_Task details:_
Repeat all the records exactly, omitting pictures.

(Dataset items)
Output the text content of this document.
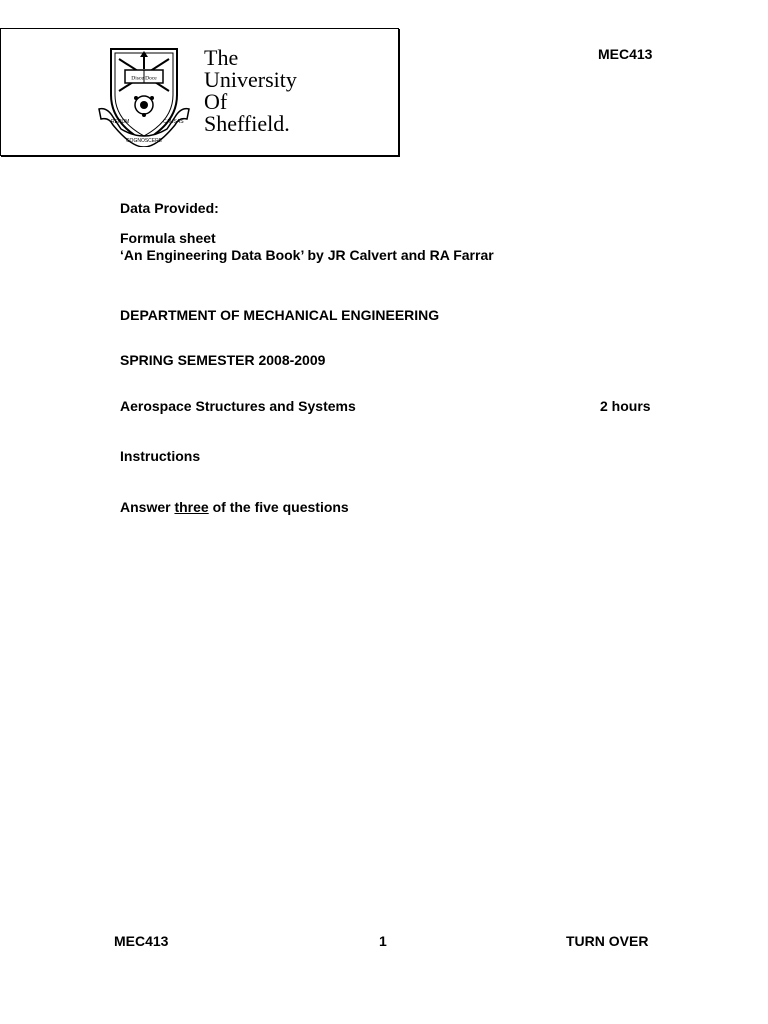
Disce Doce
RERUM
COGNOSCERE
CAUSAS
The
University
Of
Sheffield.
MEC413
Data Provided:
Formula sheet
‘An Engineering Data Book’ by JR Calvert and RA Farrar
DEPARTMENT OF MECHANICAL ENGINEERING
SPRING SEMESTER 2008-2009
Aerospace Structures and Systems	2 hours
Instructions
Answer three of the five questions
MEC413	1	TURN OVER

_Solution:_
Output the text content of this document.
Disce Doce
RERUM
COGNOSCERE
CAUSAS
The
University
Of
Sheffield.
MEC413
Data Provided:
Formula sheet
‘An Engineering Data Book’ by JR Calvert and RA Farrar
DEPARTMENT OF MECHANICAL ENGINEERING
SPRING SEMESTER 2008-2009
Aerospace Structures and Systems	2 hours
Instructions
Answer three of the five questions
MEC413	1	TURN OVER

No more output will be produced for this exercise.